**GOAL**
Identify the lines bearing the string "الثوب" and gather them.

**Collected data**
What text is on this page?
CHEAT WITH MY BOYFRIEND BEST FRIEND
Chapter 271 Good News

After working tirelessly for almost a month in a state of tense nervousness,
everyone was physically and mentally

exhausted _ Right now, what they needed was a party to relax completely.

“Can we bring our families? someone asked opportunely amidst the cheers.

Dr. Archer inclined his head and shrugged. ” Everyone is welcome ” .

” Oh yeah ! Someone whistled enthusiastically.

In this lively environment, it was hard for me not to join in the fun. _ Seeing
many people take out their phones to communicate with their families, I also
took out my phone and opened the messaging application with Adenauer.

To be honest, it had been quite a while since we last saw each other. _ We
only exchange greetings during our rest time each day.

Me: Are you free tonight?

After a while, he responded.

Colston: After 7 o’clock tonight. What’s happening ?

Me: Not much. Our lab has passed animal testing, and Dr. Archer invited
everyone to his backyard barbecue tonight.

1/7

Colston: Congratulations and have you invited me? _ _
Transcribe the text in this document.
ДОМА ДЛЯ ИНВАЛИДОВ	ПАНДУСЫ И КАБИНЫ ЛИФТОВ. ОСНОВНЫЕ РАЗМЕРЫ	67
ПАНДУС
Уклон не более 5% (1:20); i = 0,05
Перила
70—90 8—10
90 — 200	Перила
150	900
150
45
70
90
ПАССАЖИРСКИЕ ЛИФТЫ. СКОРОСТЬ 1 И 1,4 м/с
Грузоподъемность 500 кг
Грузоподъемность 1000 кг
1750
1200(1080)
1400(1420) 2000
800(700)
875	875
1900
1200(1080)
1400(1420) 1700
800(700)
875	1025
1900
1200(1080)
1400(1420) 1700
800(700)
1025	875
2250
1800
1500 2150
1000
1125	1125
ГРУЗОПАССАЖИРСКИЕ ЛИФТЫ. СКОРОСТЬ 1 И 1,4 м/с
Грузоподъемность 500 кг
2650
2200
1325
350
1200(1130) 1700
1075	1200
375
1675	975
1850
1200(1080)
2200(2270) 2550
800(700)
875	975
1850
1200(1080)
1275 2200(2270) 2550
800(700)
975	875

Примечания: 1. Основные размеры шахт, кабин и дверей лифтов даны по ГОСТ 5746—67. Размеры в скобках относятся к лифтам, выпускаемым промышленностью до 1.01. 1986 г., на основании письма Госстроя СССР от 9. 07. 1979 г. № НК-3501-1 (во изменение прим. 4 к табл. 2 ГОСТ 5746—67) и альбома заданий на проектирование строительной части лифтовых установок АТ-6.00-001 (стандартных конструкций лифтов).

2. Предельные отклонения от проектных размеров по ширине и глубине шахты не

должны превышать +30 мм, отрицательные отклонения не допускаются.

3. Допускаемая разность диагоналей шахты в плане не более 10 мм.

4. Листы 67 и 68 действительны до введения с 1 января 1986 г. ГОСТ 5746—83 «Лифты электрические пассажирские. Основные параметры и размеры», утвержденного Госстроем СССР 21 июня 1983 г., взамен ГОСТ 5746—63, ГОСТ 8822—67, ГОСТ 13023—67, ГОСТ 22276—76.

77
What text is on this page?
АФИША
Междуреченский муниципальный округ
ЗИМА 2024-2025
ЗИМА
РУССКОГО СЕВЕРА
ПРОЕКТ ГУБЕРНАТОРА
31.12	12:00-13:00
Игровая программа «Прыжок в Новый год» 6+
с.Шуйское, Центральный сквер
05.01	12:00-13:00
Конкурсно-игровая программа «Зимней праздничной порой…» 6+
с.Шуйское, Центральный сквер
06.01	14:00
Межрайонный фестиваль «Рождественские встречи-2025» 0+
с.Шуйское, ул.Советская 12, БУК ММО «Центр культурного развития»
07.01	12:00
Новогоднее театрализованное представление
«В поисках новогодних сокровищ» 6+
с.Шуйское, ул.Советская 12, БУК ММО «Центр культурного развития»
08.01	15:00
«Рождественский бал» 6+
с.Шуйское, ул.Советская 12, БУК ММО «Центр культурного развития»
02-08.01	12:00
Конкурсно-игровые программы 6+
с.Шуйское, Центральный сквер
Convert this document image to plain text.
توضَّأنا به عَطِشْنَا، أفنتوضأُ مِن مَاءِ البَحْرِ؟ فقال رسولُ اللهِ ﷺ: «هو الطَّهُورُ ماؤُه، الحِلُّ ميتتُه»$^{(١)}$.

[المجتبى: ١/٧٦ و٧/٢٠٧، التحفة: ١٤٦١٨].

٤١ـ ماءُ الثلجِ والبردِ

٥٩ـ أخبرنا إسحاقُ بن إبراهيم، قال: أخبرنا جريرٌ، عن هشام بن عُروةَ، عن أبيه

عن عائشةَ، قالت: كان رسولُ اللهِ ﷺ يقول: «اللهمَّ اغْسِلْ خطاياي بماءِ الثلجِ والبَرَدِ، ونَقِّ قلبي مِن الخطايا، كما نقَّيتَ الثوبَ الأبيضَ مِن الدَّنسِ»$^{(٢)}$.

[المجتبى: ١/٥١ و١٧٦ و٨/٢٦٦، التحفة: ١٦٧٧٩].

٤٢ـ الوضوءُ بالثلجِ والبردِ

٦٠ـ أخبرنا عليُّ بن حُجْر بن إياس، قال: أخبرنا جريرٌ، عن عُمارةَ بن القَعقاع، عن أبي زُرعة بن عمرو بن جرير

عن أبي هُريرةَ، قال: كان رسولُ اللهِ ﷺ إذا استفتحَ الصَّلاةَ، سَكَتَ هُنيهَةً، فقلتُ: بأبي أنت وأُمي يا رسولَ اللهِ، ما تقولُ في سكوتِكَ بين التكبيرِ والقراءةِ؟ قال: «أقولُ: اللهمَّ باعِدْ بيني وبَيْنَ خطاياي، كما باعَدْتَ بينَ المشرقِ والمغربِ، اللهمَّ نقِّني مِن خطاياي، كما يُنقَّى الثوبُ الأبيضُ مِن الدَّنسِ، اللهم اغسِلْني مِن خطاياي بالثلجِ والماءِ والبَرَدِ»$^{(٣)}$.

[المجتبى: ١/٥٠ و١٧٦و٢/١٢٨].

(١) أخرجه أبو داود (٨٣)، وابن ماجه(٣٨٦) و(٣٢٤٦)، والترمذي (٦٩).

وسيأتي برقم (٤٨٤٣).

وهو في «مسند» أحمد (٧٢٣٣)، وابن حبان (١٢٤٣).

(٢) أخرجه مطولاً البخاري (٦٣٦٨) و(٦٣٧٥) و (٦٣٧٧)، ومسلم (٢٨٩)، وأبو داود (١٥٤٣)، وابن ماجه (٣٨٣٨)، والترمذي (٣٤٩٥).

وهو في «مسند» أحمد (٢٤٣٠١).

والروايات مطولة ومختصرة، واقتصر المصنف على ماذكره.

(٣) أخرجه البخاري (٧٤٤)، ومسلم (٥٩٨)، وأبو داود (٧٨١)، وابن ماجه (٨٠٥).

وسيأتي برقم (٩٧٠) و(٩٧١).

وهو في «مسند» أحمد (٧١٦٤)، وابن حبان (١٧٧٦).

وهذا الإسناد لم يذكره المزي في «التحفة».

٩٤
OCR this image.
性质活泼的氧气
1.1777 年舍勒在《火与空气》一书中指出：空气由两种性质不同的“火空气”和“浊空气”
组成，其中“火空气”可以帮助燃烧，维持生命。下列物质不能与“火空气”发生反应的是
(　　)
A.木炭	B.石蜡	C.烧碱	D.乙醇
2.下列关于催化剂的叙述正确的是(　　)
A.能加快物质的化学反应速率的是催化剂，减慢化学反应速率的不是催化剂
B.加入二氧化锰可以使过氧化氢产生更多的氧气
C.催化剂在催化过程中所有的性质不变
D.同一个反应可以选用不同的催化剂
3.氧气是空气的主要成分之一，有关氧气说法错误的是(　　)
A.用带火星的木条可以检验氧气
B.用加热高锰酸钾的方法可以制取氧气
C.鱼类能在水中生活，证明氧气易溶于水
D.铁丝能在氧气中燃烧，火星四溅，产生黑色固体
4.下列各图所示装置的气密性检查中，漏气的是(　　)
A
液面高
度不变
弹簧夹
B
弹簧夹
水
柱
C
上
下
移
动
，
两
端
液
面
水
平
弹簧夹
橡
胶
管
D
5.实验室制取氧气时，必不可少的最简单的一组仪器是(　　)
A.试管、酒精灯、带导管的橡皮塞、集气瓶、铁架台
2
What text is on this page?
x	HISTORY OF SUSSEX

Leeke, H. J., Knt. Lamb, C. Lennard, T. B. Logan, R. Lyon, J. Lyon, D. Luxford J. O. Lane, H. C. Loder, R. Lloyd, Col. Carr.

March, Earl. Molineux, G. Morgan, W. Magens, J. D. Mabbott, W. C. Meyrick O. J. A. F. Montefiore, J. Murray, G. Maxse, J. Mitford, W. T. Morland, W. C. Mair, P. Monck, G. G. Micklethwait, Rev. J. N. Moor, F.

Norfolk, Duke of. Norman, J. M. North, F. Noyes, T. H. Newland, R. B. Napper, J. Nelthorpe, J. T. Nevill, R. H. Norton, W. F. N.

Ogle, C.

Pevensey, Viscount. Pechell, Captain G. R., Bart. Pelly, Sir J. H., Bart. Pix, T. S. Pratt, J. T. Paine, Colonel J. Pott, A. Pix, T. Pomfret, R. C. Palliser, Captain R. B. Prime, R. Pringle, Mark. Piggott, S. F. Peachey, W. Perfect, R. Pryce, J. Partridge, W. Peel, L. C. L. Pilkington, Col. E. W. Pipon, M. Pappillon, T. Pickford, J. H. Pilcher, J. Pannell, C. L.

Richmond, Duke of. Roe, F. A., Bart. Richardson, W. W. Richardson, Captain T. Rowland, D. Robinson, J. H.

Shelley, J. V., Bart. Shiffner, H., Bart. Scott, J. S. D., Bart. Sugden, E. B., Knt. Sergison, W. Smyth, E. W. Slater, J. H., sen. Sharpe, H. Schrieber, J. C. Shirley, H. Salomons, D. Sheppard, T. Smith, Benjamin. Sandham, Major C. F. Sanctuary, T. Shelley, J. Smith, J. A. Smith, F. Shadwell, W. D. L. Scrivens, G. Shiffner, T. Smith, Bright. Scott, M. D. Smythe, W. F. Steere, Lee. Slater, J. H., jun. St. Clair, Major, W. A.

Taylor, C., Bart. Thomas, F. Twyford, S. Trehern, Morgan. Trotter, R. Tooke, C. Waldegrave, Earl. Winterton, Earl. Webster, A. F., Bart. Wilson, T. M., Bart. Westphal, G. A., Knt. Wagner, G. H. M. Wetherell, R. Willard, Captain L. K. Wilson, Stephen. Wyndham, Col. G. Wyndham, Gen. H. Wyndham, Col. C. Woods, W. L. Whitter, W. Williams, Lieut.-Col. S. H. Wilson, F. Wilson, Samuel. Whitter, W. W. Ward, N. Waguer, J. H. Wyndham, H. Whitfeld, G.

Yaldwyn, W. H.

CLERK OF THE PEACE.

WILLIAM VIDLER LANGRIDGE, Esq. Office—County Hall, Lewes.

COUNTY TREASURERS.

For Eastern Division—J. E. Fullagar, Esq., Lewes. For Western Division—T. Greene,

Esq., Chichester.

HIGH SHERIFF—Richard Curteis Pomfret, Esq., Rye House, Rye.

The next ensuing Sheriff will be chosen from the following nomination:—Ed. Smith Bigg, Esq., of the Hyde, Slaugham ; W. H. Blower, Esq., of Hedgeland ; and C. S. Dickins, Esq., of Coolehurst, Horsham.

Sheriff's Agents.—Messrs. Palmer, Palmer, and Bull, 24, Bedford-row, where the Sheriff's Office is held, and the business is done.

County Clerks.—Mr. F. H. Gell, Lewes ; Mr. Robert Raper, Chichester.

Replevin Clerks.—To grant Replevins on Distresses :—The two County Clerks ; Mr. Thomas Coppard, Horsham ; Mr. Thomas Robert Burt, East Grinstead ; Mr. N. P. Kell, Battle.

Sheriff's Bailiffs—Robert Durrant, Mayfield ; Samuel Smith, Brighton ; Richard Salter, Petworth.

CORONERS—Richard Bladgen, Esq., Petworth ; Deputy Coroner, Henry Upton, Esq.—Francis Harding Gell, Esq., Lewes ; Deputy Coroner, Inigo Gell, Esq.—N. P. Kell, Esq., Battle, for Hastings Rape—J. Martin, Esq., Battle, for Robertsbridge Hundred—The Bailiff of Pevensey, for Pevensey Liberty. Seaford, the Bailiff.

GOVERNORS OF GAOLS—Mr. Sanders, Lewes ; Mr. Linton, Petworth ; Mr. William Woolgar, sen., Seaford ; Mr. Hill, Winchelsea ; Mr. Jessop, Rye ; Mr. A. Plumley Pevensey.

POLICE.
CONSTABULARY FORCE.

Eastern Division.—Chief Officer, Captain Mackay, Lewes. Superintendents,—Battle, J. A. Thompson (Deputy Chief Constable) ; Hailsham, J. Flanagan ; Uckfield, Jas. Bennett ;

**RESULT FOR THIS TASK**
عن عائشةَ، قالت: كان رسولُ اللهِ ﷺ يقول: «اللهمَّ اغْسِلْ خطاياي بماءِ الثلجِ والبَرَدِ، ونَقِّ قلبي مِن الخطايا، كما نقَّيتَ الثوبَ الأبيضَ مِن الدَّنسِ»$^{(٢)}$.
عن أبي هُريرةَ، قال: كان رسولُ اللهِ ﷺ إذا استفتحَ الصَّلاةَ، سَكَتَ هُنيهَةً، فقلتُ: بأبي أنت وأُمي يا رسولَ اللهِ، ما تقولُ في سكوتِكَ بين التكبيرِ والقراءةِ؟ قال: «أقولُ: اللهمَّ باعِدْ بيني وبَيْنَ خطاياي، كما باعَدْتَ بينَ المشرقِ والمغربِ، اللهمَّ نقِّني مِن خطاياي، كما يُنقَّى الثوبُ الأبيضُ مِن الدَّنسِ، اللهم اغسِلْني مِن خطاياي بالثلجِ والماءِ والبَرَدِ»$^{(٣)}$.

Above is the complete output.